-- Directions --
Only lines with the word "upper" are needed; collect each of them from the listing below.

-- Record set --
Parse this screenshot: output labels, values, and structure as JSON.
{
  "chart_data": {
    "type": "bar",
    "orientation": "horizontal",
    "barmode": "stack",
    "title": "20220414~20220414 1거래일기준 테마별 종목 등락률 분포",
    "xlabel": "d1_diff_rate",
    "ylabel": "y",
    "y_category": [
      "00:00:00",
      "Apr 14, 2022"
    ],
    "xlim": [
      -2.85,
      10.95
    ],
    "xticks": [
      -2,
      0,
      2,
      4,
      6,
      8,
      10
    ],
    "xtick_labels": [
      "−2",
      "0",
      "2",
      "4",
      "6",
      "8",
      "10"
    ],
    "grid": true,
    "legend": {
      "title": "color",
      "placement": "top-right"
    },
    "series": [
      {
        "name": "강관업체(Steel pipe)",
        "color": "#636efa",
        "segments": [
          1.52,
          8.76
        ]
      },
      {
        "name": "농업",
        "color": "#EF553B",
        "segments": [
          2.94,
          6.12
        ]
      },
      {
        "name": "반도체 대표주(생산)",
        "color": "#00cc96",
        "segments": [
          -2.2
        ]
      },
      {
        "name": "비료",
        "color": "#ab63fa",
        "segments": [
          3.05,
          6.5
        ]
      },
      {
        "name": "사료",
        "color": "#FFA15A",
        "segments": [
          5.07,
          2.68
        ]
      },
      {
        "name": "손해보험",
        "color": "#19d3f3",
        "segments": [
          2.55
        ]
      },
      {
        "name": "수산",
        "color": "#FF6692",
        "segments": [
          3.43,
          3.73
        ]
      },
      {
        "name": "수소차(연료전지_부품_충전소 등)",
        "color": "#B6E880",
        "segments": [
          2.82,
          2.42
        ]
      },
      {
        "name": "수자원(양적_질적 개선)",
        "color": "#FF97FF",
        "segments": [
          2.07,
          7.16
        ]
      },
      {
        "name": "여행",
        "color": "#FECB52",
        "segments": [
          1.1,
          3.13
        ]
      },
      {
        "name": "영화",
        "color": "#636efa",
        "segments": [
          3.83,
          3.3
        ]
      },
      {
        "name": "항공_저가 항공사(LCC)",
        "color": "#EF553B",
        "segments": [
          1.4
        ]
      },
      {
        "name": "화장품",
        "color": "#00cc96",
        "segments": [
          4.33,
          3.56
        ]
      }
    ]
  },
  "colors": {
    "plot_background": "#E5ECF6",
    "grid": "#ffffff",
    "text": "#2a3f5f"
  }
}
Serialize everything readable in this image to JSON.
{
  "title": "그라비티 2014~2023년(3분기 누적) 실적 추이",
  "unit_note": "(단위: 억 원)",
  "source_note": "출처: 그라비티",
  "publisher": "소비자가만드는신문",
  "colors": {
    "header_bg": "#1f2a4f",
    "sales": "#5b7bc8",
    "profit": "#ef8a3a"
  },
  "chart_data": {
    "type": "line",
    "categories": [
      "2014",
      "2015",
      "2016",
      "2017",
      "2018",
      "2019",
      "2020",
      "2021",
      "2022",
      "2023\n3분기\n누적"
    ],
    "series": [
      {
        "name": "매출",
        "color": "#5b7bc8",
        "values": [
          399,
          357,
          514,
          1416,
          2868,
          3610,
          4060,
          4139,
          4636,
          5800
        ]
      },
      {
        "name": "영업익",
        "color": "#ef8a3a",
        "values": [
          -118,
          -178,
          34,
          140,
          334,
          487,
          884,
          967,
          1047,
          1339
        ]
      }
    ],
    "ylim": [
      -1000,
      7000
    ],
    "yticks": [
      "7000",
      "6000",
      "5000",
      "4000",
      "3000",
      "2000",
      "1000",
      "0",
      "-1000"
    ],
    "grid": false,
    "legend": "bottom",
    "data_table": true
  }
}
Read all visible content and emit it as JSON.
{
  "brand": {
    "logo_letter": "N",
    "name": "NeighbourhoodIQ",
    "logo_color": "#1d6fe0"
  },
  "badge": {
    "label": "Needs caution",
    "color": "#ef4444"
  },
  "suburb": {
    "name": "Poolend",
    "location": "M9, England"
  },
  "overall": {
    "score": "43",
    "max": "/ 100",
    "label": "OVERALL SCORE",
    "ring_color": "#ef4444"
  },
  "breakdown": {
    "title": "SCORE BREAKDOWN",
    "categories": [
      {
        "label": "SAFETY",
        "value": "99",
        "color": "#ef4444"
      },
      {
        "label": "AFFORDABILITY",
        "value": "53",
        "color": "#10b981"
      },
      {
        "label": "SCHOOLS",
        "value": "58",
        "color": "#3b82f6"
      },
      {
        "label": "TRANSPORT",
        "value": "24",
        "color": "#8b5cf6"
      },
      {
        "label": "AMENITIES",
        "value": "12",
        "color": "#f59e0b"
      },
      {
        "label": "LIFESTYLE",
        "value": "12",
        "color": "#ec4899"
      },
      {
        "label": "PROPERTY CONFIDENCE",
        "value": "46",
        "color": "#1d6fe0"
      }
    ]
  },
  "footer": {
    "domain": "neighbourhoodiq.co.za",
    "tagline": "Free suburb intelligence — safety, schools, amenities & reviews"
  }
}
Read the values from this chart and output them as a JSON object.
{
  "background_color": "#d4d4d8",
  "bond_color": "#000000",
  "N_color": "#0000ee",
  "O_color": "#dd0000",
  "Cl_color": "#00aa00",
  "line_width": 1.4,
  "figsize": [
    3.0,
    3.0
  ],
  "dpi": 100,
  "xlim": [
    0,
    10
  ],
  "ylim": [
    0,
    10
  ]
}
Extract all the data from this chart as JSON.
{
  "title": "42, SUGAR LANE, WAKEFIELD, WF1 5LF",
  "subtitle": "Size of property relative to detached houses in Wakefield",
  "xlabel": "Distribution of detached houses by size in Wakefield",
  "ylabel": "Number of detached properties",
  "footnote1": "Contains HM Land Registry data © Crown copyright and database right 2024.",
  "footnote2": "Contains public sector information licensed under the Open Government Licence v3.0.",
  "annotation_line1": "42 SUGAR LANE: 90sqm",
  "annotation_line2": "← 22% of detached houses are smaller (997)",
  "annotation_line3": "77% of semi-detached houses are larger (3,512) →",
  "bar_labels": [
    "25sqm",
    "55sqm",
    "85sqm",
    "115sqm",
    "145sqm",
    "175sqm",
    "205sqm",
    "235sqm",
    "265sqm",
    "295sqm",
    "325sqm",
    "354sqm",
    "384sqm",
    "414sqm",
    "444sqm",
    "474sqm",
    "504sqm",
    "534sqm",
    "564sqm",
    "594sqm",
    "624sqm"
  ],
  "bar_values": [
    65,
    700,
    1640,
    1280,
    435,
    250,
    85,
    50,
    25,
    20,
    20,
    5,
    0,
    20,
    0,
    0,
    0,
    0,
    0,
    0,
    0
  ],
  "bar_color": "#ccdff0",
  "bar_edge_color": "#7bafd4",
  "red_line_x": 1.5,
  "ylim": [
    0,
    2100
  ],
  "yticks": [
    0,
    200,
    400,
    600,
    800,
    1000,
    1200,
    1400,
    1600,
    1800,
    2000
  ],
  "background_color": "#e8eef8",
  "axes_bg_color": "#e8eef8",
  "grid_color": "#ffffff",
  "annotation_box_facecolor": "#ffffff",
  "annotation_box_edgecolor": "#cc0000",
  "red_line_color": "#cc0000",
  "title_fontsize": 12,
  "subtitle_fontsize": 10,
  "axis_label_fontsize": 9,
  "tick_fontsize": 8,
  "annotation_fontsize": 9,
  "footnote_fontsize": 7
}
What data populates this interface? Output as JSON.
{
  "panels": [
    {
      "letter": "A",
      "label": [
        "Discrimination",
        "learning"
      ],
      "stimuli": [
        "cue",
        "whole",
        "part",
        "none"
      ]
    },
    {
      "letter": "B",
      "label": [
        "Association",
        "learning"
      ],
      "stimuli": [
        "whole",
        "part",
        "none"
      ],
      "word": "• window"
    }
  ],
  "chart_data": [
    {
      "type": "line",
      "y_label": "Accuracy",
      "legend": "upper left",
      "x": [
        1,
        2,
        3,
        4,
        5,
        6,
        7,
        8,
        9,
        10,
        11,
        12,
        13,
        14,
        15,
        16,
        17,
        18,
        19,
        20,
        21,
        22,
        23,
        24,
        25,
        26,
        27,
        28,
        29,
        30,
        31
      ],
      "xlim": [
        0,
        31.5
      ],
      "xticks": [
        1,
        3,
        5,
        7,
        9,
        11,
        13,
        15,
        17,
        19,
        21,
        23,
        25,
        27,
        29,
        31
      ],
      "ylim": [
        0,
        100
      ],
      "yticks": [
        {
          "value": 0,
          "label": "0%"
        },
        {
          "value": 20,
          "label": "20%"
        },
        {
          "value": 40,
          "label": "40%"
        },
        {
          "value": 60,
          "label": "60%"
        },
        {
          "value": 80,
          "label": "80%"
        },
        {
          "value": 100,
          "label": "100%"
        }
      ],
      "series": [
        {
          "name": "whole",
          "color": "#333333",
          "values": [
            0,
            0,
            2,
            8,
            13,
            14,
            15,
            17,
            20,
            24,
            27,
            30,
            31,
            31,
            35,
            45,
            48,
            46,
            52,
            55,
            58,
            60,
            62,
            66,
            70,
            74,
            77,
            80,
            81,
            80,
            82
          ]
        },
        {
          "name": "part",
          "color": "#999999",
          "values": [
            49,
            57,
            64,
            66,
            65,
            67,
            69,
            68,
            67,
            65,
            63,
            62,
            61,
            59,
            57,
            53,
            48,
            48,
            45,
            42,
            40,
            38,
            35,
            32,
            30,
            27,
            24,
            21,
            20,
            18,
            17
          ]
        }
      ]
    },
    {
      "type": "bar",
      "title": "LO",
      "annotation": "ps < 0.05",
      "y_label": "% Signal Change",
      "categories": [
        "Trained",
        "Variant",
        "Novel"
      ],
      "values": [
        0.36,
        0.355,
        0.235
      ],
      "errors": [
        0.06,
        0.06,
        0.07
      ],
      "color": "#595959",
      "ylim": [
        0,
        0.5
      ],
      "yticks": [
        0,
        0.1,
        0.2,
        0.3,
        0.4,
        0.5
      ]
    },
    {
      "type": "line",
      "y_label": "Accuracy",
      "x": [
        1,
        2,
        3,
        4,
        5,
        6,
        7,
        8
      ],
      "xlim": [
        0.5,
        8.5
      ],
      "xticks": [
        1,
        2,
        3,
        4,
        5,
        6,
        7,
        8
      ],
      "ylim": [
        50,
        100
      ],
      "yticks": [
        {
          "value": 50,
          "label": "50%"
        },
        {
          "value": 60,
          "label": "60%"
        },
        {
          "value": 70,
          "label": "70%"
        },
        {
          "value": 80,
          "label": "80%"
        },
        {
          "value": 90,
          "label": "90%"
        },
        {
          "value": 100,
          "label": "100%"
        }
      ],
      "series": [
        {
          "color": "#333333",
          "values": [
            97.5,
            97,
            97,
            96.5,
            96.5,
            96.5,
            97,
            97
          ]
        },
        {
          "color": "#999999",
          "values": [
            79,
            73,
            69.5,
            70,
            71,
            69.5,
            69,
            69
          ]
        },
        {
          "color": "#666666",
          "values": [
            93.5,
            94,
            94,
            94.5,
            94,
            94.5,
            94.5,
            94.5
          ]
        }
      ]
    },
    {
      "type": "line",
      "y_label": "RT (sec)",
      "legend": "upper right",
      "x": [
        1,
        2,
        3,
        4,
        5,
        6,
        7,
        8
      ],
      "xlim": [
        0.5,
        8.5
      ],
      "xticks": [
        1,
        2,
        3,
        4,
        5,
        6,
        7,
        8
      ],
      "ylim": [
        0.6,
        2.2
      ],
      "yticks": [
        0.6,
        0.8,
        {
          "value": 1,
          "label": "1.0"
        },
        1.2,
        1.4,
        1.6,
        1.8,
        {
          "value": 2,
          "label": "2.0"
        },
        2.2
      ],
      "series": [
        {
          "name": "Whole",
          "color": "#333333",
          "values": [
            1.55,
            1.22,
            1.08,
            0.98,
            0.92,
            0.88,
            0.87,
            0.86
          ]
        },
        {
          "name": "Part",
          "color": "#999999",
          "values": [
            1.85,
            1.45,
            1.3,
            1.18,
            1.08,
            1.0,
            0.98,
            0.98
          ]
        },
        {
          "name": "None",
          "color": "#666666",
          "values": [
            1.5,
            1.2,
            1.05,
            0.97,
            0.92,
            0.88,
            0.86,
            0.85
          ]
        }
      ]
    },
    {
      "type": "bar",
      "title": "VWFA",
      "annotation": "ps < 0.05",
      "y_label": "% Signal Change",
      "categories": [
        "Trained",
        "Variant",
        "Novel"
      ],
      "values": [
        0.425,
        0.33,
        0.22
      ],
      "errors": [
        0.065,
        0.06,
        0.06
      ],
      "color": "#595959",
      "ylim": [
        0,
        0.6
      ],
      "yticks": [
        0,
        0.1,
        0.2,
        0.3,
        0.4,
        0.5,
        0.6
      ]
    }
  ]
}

-- Exercise output --
      "legend": "upper left",
      "legend": "upper right",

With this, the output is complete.